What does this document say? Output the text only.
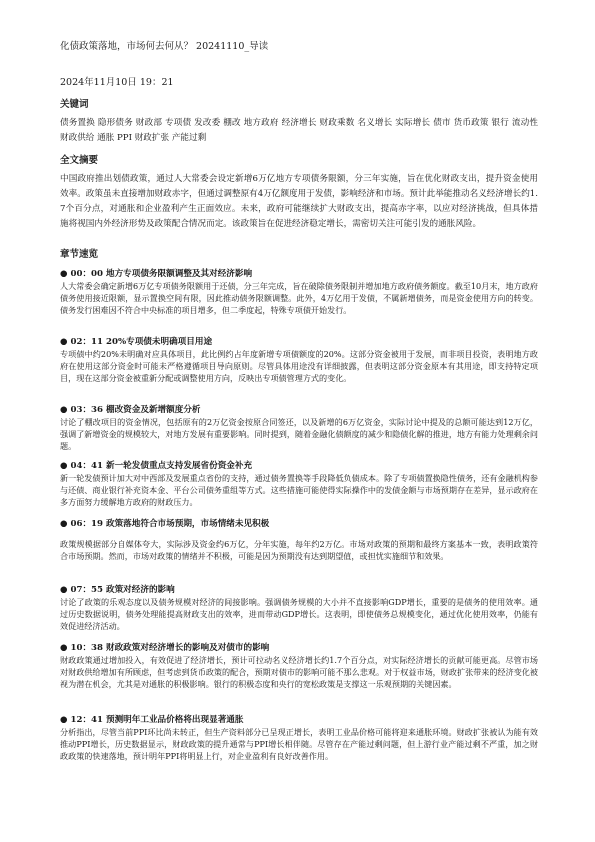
化债政策落地，市场何去何从？ 20241110_导读
2024年11月10日 19：21
关键词
债务置换 隐形债务 财政部 专项债 发改委 棚改 地方政府 经济增长 财政乘数 名义增长 实际增长 债市 货币政策 银行 流动性 财政供给 通胀 PPI 财政扩张 产能过剩
全文摘要
中国政府推出划债政策，通过人大常委会设定新增6万亿地方专项债务限额，分三年实施，旨在优化财政支出，提升资金使用效率。政策虽未直接增加财政赤字，但通过调整原有4万亿额度用于发债，影响经济和市场。预计此举能推动名义经济增长约1.7个百分点，对通胀和企业盈利产生正面效应。未来，政府可能继续扩大财政支出，提高赤字率，以应对经济挑战，但具体措施将视国内外经济形势及政策配合情况而定。该政策旨在促进经济稳定增长，需密切关注可能引发的通胀风险。
章节速览
● 00：00 地方专项债务限额调整及其对经济影响
人大常委会确定新增6万亿专项债务限额用于还债，分三年完成，旨在破除债务限制并增加地方政府债务额度。截至10月末，地方政府债务使用接近限额，显示置换空间有限，因此推动债务限额调整。此外，4万亿用于发债，不属新增债务，而是资金使用方向的转变。债务发行困难因不符合中央标准的项目增多，但二季度起，特殊专项债开始发行。
● 02：11 20%专项债未明确项目用途
专项债中约20%未明确对应具体项目，此比例约占年度新增专项债额度的20%。这部分资金被用于发展，而非项目投资，表明地方政府在使用这部分资金时可能未严格遵循项目导向原则。尽管具体用途没有详细披露，但表明这部分资金原本有其用途，即支持特定项目，现在这部分资金被重新分配或调整使用方向，反映出专项债管理方式的变化。
● 03：36 棚改资金及新增额度分析
讨论了棚改项目的资金情况，包括原有的2万亿资金按原合同签还，以及新增的6万亿资金，实际讨论中提及的总额可能达到12万亿，强调了新增资金的规模较大，对地方发展有重要影响。同时提到，随着金融化债额度的减少和隐债化解的推进，地方有能力处理剩余问题。
● 04：41 新一轮发债重点支持发展省份资金补充
新一轮发债预计加大对中西部及发展重点省份的支持，通过债务置换等手段降低负债成本。除了专项债置换隐性债务，还有金融机构参与还债、商业银行补充资本金、平台公司债务重组等方式。这些措施可能使得实际操作中的发债金额与市场预期存在差异，显示政府在多方面努力缓解地方政府的财政压力。
● 06：19 政策落地符合市场预期，市场情绪未见积极
政策规模据部分自媒体夸大，实际涉及资金约6万亿，分年实施，每年约2万亿。市场对政策的预期和最终方案基本一致，表明政策符合市场预期。然而，市场对政策的情绪并不积极，可能是因为预期没有达到期望值，或担忧实施细节和效果。
● 07：55 政策对经济的影响
讨论了政策的乐观态度以及债务规模对经济的间接影响。强调债务规模的大小并不直接影响GDP增长，重要的是债务的使用效率。通过历史数据说明，债务处理能提高财政支出的效率，进而带动GDP增长。这表明，即使债务总规模变化，通过优化使用效率，仍能有效促进经济活动。
● 10：38 财政政策对经济增长的影响及对债市的影响
财政政策通过增加投入，有效促进了经济增长，预计可拉动名义经济增长约1.7个百分点，对实际经济增长的贡献可能更高。尽管市场对财政供给增加有所顾虑，但考虑到货币政策的配合，预期对债市的影响可能不那么悲观。对于权益市场，财政扩张带来的经济变化被视为潜在机会，尤其是对通胀的积极影响。银行的积极态度和央行的宽松政策是支撑这一乐观预期的关键因素。
● 12：41 预测明年工业品价格将出现显著通胀
分析指出，尽管当前PPI环比尚未转正，但生产资料部分已呈现正增长，表明工业品价格可能将迎来通胀环境。财政扩张被认为能有效推动PPI增长，历史数据显示，财政政策的提升通常与PPI增长相伴随。尽管存在产能过剩问题，但上游行业产能过剩不严重，加之财政政策的快速落地，预计明年PPI将明显上行，对企业盈利有良好改善作用。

____________________

» THE REQUEST
Transcribe every entry word for word, but omit the pictures.

» RESULT OF THE TASK
What does this document say? Output the text only.
化债政策落地，市场何去何从？ 20241110_导读
2024年11月10日 19：21
关键词
债务置换 隐形债务 财政部 专项债 发改委 棚改 地方政府 经济增长 财政乘数 名义增长 实际增长 债市 货币政策 银行 流动性 财政供给 通胀 PPI 财政扩张 产能过剩
全文摘要
中国政府推出划债政策，通过人大常委会设定新增6万亿地方专项债务限额，分三年实施，旨在优化财政支出，提升资金使用效率。政策虽未直接增加财政赤字，但通过调整原有4万亿额度用于发债，影响经济和市场。预计此举能推动名义经济增长约1.7个百分点，对通胀和企业盈利产生正面效应。未来，政府可能继续扩大财政支出，提高赤字率，以应对经济挑战，但具体措施将视国内外经济形势及政策配合情况而定。该政策旨在促进经济稳定增长，需密切关注可能引发的通胀风险。
章节速览
● 00：00 地方专项债务限额调整及其对经济影响
人大常委会确定新增6万亿专项债务限额用于还债，分三年完成，旨在破除债务限制并增加地方政府债务额度。截至10月末，地方政府债务使用接近限额，显示置换空间有限，因此推动债务限额调整。此外，4万亿用于发债，不属新增债务，而是资金使用方向的转变。债务发行困难因不符合中央标准的项目增多，但二季度起，特殊专项债开始发行。
● 02：11 20%专项债未明确项目用途
专项债中约20%未明确对应具体项目，此比例约占年度新增专项债额度的20%。这部分资金被用于发展，而非项目投资，表明地方政府在使用这部分资金时可能未严格遵循项目导向原则。尽管具体用途没有详细披露，但表明这部分资金原本有其用途，即支持特定项目，现在这部分资金被重新分配或调整使用方向，反映出专项债管理方式的变化。
● 03：36 棚改资金及新增额度分析
讨论了棚改项目的资金情况，包括原有的2万亿资金按原合同签还，以及新增的6万亿资金，实际讨论中提及的总额可能达到12万亿，强调了新增资金的规模较大，对地方发展有重要影响。同时提到，随着金融化债额度的减少和隐债化解的推进，地方有能力处理剩余问题。
● 04：41 新一轮发债重点支持发展省份资金补充
新一轮发债预计加大对中西部及发展重点省份的支持，通过债务置换等手段降低负债成本。除了专项债置换隐性债务，还有金融机构参与还债、商业银行补充资本金、平台公司债务重组等方式。这些措施可能使得实际操作中的发债金额与市场预期存在差异，显示政府在多方面努力缓解地方政府的财政压力。
● 06：19 政策落地符合市场预期，市场情绪未见积极
政策规模据部分自媒体夸大，实际涉及资金约6万亿，分年实施，每年约2万亿。市场对政策的预期和最终方案基本一致，表明政策符合市场预期。然而，市场对政策的情绪并不积极，可能是因为预期没有达到期望值，或担忧实施细节和效果。
● 07：55 政策对经济的影响
讨论了政策的乐观态度以及债务规模对经济的间接影响。强调债务规模的大小并不直接影响GDP增长，重要的是债务的使用效率。通过历史数据说明，债务处理能提高财政支出的效率，进而带动GDP增长。这表明，即使债务总规模变化，通过优化使用效率，仍能有效促进经济活动。
● 10：38 财政政策对经济增长的影响及对债市的影响
财政政策通过增加投入，有效促进了经济增长，预计可拉动名义经济增长约1.7个百分点，对实际经济增长的贡献可能更高。尽管市场对财政供给增加有所顾虑，但考虑到货币政策的配合，预期对债市的影响可能不那么悲观。对于权益市场，财政扩张带来的经济变化被视为潜在机会，尤其是对通胀的积极影响。银行的积极态度和央行的宽松政策是支撑这一乐观预期的关键因素。
● 12：41 预测明年工业品价格将出现显著通胀
分析指出，尽管当前PPI环比尚未转正，但生产资料部分已呈现正增长，表明工业品价格可能将迎来通胀环境。财政扩张被认为能有效推动PPI增长，历史数据显示，财政政策的提升通常与PPI增长相伴随。尽管存在产能过剩问题，但上游行业产能过剩不严重，加之财政政策的快速落地，预计明年PPI将明显上行，对企业盈利有良好改善作用。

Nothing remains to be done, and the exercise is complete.